(Some records)
################

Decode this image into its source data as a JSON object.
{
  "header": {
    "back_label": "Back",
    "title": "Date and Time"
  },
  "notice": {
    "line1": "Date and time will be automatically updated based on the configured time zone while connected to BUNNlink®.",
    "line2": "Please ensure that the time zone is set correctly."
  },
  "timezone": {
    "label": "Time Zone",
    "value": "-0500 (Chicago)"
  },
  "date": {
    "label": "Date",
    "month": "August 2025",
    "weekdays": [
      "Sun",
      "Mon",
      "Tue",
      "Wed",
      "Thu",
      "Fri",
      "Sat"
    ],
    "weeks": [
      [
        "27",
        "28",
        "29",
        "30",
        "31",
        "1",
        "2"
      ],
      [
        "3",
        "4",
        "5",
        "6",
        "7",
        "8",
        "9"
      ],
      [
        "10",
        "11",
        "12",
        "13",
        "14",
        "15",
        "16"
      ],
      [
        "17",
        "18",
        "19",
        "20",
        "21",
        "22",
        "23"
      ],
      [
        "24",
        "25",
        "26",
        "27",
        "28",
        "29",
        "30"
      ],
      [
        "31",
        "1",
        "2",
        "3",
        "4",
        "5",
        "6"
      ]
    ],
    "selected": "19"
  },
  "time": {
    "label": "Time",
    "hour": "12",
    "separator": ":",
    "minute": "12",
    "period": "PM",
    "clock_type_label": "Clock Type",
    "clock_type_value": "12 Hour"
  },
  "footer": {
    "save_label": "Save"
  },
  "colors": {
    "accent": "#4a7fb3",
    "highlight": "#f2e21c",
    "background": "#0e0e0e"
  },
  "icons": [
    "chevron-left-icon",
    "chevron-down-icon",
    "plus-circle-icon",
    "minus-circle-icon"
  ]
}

################

Output the lines above verbatim and in full.

* [Task answer]
Decode this image into its source data as a JSON object.
{
  "header": {
    "back_label": "Back",
    "title": "Date and Time"
  },
  "notice": {
    "line1": "Date and time will be automatically updated based on the configured time zone while connected to BUNNlink®.",
    "line2": "Please ensure that the time zone is set correctly."
  },
  "timezone": {
    "label": "Time Zone",
    "value": "-0500 (Chicago)"
  },
  "date": {
    "label": "Date",
    "month": "August 2025",
    "weekdays": [
      "Sun",
      "Mon",
      "Tue",
      "Wed",
      "Thu",
      "Fri",
      "Sat"
    ],
    "weeks": [
      [
        "27",
        "28",
        "29",
        "30",
        "31",
        "1",
        "2"
      ],
      [
        "3",
        "4",
        "5",
        "6",
        "7",
        "8",
        "9"
      ],
      [
        "10",
        "11",
        "12",
        "13",
        "14",
        "15",
        "16"
      ],
      [
        "17",
        "18",
        "19",
        "20",
        "21",
        "22",
        "23"
      ],
      [
        "24",
        "25",
        "26",
        "27",
        "28",
        "29",
        "30"
      ],
      [
        "31",
        "1",
        "2",
        "3",
        "4",
        "5",
        "6"
      ]
    ],
    "selected": "19"
  },
  "time": {
    "label": "Time",
    "hour": "12",
    "separator": ":",
    "minute": "12",
    "period": "PM",
    "clock_type_label": "Clock Type",
    "clock_type_value": "12 Hour"
  },
  "footer": {
    "save_label": "Save"
  },
  "colors": {
    "accent": "#4a7fb3",
    "highlight": "#f2e21c",
    "background": "#0e0e0e"
  },
  "icons": [
    "chevron-left-icon",
    "chevron-down-icon",
    "plus-circle-icon",
    "minus-circle-icon"
  ]
}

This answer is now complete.